▶ [Given exercise]: Convert the lines of every item below into a numbered list, dropping blank lines and omitting the pictures.

[Records of where items appear]
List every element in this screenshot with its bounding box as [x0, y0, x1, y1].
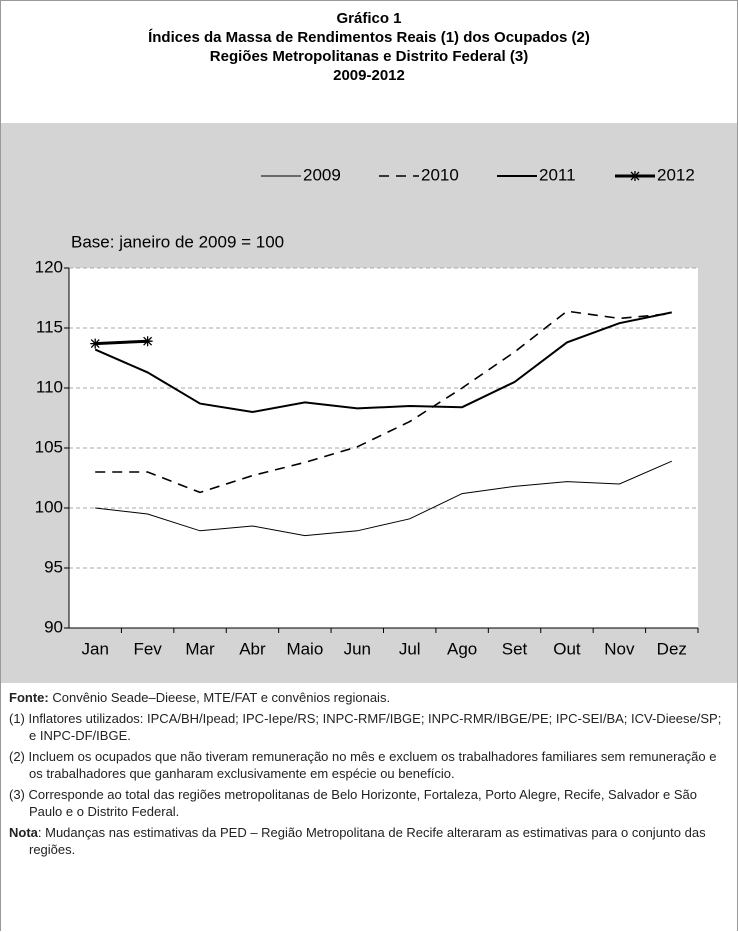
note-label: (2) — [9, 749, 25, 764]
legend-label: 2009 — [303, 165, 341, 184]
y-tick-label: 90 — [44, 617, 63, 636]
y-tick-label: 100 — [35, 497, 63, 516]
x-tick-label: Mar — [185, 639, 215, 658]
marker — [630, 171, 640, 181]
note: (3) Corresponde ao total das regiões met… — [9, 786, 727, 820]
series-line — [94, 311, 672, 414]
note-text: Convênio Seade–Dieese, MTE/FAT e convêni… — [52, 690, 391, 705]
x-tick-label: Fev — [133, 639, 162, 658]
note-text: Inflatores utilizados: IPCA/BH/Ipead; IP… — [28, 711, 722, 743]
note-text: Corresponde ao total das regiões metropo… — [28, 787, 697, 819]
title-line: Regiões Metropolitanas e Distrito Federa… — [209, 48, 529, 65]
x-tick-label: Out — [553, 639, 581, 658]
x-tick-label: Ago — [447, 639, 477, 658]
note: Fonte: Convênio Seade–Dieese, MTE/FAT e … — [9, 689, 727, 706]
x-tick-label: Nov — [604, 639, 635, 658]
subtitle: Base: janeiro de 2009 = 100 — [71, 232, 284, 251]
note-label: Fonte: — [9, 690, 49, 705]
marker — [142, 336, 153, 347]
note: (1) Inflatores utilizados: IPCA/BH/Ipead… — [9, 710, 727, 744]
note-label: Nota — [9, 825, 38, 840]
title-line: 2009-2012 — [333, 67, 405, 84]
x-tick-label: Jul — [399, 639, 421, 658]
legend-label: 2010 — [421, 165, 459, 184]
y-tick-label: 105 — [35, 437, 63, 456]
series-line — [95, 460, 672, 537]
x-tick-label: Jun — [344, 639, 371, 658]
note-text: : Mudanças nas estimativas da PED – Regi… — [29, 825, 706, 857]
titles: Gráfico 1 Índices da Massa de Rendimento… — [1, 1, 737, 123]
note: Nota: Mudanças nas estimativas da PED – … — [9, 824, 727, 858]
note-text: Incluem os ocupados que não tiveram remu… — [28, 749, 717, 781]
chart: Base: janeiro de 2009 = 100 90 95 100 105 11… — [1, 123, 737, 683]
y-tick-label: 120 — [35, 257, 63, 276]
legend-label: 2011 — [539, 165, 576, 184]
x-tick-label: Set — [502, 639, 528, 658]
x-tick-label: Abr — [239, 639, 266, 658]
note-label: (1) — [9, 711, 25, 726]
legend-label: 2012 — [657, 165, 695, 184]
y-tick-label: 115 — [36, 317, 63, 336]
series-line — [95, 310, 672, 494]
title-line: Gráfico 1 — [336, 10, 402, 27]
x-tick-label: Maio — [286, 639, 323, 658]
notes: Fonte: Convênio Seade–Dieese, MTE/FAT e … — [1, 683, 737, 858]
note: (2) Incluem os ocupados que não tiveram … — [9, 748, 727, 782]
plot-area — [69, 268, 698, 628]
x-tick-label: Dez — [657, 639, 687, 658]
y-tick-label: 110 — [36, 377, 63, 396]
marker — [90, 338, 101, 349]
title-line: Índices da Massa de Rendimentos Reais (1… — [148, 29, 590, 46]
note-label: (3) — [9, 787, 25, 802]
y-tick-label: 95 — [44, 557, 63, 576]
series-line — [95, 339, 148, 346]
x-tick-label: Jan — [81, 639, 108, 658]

▶ [Solution to this exercise]:
1. List every element in this screenshot with its bounding box as [x0, y0, x1, y1].
2. note-label: (2) — [9, 749, 25, 764]
3. legend-label: 2009 — [303, 165, 341, 184]
4. y-tick-label: 90 — [44, 617, 63, 636]
5. y-tick-label: 100 — [35, 497, 63, 516]
6. x-tick-label: Mar — [185, 639, 215, 658]
7. marker — [630, 171, 640, 181]
8. note: (3) Corresponde ao total das regiões met… — [9, 786, 727, 820]
9. series-line — [94, 311, 672, 414]
10. note-text: Convênio Seade–Dieese, MTE/FAT e convêni… — [52, 690, 391, 705]
11. x-tick-label: Fev — [133, 639, 162, 658]
12. note-text: Inflatores utilizados: IPCA/BH/Ipead; IP… — [28, 711, 722, 743]
13. note-text: Corresponde ao total das regiões metropo… — [28, 787, 697, 819]
14. title-line: Regiões Metropolitanas e Distrito Federa… — [209, 48, 529, 65]
15. x-tick-label: Out — [553, 639, 581, 658]
16. x-tick-label: Ago — [447, 639, 477, 658]
17. note: Fonte: Convênio Seade–Dieese, MTE/FAT e … — [9, 689, 727, 706]
18. x-tick-label: Nov — [604, 639, 635, 658]
19. subtitle: Base: janeiro de 2009 = 100 — [71, 232, 284, 251]
20. note-label: Fonte: — [9, 690, 49, 705]
21. marker — [142, 336, 153, 347]
22. note: (1) Inflatores utilizados: IPCA/BH/Ipead… — [9, 710, 727, 744]
23. note-label: Nota — [9, 825, 38, 840]
24. title-line: 2009-2012 — [333, 67, 405, 84]
25. x-tick-label: Jul — [399, 639, 421, 658]
26. legend-label: 2010 — [421, 165, 459, 184]
27. y-tick-label: 105 — [35, 437, 63, 456]
28. series-line — [95, 460, 672, 537]
29. x-tick-label: Jun — [344, 639, 371, 658]
30. note-text: : Mudanças nas estimativas da PED – Regi… — [29, 825, 706, 857]
31. titles: Gráfico 1 Índices da Massa de Rendimento… — [1, 1, 737, 123]
32. note: Nota: Mudanças nas estimativas da PED – … — [9, 824, 727, 858]
33. note-text: Incluem os ocupados que não tiveram remu… — [28, 749, 717, 781]
34. chart: Base: janeiro de 2009 = 100 90 95 100 105 11… — [1, 123, 737, 683]
35. y-tick-label: 120 — [35, 257, 63, 276]
36. legend-label: 2011 — [539, 165, 576, 184]
37. x-tick-label: Set — [502, 639, 528, 658]
38. x-tick-label: Abr — [239, 639, 266, 658]
39. note-label: (1) — [9, 711, 25, 726]
40. legend-label: 2012 — [657, 165, 695, 184]
41. y-tick-label: 115 — [36, 317, 63, 336]
42. series-line — [95, 310, 672, 494]
43. title-line: Gráfico 1 — [336, 10, 402, 27]
44. x-tick-label: Maio — [286, 639, 323, 658]
45. notes: Fonte: Convênio Seade–Dieese, MTE/FAT e … — [1, 683, 737, 858]
46. note: (2) Incluem os ocupados que não tiveram … — [9, 748, 727, 782]
47. plot-area — [69, 268, 698, 628]
48. x-tick-label: Dez — [657, 639, 687, 658]
49. y-tick-label: 110 — [36, 377, 63, 396]
50. marker — [90, 338, 101, 349]
51. title-line: Índices da Massa de Rendimentos Reais (1… — [148, 29, 590, 46]
52. note-label: (3) — [9, 787, 25, 802]
53. y-tick-label: 95 — [44, 557, 63, 576]
54. series-line — [95, 339, 148, 346]
55. x-tick-label: Jan — [81, 639, 108, 658]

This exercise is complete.